■ **KERJAKAN SOAL BERIKUT**
1 – Rangkum kutipan teks tentang buku The Naked Traveler 4 dalam dua kalimat.
2 – Menurut kutipan teks, Kurisi itu apa?
3 – Tuliskan semua sebutan kapal dalam kutipan teks yang diawali kata "kapal". Setiap sebutan cukup ditulis sekali.

■ **KUTIPAN TEKS**
▬▬▬▬▬▬▬▬▬▬
Indonesiana dalam THE NAKED TRAVELER 4, Trinity.........

     Bagi pecinta backpacker mesti tidak melewatkan buku karya Trinity, yakni The Naked Traveler yang kin telah sampai ke jilid ke 4. Ada sesuatu yang menggelitikku di naked traveler 4 ini, yakni pengalaman trinity ke beberapa daerah di Indonesia, karena saya juga pernah mengalami sesuatu yang mirip dengan pengalamannya. Di buku ini, masuk dalam bab 1, yakni Indonesiana
     Dalam judul Disiksa Kurisi misalnya (Kurisi itu nama Kapal), ya kalau naik kapal perintis, kapal kayu antar pulau, ya kayak gitu rasanya. Jangan harap enak kayak naik kapal penumpang saat ini. Belum kalau kita naik kapal antar pulau bareng dengan muatan kopra, ikan dsb, hampir dipastikan semua isi peyut akan keluar dan kita mabuk sepanjang jalan. Mana bisa menikmati perjalanan. Jadi kalau Pemerintah mau menggalakkan itu pariwisata, mestinya kapal penumpang antar pulau, kapal wisata dsb harus dibenahi.
▬▬▬▬▬▬▬▬▬▬
■ **DATA YANG DIBERIKAN**
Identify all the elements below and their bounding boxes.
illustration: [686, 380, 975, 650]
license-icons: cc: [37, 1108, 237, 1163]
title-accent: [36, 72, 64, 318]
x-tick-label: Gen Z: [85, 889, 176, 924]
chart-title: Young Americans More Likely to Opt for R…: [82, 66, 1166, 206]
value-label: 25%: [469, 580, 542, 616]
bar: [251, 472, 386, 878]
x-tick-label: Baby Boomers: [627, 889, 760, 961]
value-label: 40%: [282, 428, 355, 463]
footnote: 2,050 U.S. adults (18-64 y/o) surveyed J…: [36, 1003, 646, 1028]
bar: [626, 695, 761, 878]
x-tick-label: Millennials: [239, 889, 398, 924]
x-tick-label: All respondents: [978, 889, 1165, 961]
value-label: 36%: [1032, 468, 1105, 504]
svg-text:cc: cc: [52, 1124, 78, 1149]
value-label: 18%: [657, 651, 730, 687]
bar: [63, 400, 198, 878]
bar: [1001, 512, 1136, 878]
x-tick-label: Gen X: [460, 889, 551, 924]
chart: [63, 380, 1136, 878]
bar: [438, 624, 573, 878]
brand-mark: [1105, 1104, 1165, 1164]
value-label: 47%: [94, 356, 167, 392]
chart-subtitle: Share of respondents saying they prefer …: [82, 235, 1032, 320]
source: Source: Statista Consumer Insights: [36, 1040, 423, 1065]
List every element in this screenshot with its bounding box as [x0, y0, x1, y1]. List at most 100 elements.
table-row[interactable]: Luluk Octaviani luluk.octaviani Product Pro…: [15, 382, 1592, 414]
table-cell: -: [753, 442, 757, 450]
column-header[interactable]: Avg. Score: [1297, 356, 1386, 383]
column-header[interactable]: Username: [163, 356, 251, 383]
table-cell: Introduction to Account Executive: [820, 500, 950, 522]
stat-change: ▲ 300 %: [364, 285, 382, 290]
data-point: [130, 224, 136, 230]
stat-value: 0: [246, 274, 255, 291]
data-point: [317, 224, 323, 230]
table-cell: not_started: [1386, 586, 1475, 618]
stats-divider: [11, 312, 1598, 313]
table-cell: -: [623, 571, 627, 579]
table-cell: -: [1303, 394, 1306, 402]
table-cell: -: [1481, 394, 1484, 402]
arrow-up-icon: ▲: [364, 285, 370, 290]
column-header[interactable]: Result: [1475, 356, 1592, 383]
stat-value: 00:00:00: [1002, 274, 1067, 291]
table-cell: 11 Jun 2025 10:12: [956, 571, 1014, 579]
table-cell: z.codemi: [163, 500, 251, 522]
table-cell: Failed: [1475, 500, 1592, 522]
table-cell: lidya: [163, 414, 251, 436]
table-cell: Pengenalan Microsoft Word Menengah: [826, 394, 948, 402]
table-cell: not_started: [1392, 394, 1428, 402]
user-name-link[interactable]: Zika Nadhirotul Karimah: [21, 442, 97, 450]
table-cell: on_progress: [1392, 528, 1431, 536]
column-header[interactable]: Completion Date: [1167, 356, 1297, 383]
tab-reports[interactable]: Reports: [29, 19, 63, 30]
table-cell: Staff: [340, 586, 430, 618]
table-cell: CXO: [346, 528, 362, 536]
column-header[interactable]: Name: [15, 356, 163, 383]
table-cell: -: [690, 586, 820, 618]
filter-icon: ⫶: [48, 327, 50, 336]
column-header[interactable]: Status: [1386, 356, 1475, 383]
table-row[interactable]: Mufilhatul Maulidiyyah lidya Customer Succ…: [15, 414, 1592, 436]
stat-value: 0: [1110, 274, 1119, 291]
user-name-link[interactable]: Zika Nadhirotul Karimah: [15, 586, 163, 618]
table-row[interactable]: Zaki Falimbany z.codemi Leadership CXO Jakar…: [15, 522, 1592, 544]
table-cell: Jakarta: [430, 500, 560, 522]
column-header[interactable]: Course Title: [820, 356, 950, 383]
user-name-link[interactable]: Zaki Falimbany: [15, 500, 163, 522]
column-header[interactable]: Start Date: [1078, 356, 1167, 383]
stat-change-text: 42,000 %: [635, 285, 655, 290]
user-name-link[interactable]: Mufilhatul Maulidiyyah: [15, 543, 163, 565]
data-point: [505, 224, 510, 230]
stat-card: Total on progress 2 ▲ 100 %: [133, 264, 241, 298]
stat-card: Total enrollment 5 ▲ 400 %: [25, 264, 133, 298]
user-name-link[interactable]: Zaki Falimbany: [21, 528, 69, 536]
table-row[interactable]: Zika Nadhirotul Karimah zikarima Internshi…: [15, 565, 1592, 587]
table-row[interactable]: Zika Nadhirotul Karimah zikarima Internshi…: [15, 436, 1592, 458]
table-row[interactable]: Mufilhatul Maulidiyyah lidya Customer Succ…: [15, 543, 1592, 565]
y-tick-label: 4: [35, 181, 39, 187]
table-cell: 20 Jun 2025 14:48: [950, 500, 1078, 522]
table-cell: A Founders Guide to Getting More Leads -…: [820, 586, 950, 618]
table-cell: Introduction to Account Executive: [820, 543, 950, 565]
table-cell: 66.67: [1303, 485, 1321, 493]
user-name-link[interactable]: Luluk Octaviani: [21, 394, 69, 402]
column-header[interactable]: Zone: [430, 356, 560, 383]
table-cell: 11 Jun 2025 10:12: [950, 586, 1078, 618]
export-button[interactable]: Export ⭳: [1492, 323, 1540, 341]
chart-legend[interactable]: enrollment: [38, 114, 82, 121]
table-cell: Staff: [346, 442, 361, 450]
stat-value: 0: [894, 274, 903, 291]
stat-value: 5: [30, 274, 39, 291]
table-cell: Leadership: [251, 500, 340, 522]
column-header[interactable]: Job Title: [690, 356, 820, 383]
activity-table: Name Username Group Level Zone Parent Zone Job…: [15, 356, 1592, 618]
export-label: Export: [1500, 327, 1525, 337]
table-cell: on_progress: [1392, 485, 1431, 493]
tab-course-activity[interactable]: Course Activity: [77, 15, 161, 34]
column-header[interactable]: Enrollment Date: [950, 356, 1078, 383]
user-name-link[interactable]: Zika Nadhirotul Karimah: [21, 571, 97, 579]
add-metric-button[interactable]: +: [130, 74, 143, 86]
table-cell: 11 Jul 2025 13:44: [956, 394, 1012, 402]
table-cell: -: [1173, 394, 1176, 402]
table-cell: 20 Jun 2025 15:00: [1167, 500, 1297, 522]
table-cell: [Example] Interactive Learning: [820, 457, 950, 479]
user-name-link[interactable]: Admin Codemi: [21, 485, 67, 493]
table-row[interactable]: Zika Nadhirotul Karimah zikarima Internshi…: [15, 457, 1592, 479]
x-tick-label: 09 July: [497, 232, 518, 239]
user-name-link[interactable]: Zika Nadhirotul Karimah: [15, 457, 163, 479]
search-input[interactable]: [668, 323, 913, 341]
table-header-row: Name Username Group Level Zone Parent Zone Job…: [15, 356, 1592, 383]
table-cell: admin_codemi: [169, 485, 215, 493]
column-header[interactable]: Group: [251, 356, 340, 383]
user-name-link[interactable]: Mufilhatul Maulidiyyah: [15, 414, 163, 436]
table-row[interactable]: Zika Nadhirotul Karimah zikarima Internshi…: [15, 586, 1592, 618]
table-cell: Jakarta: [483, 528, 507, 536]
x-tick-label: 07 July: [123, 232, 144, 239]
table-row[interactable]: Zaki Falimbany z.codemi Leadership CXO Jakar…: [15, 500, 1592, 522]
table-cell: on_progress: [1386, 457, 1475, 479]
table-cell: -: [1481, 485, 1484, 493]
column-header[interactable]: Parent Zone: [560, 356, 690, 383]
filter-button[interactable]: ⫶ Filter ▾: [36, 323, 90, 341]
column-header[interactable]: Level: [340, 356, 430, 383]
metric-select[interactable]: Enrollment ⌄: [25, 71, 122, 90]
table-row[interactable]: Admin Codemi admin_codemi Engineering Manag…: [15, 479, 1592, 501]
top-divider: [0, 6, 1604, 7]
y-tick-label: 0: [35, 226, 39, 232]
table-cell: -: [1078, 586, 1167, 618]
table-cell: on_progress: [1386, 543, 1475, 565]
▬▬▬▬▬▬▬▬▬▬
■ **JAWABAN SOAL**
1 – Kutipan teks ini membahas buku The Naked Traveler 4 karya Trinity, khususnya bab 1 berjudul Indonesiana yang berisi pengalaman Trinity ke beberapa daerah di Indonesia. Lewat judul "Disiksa Kurisi", tulisan ini menggambarkan betapa tidak enaknya naik kapal kayu antarpulau dan menyatakan bahwa pemerintah perlu membenahi kapal penumpang dan kapal wisata antarpulau kalau ingin menggalakkan pariwisata.

2 – Kurisi adalah nama kapal.

3 – kapal perintis; kapal kayu antar pulau; kapal penumpang; kapal antar pulau; kapal penumpang antar pulau; kapal wisata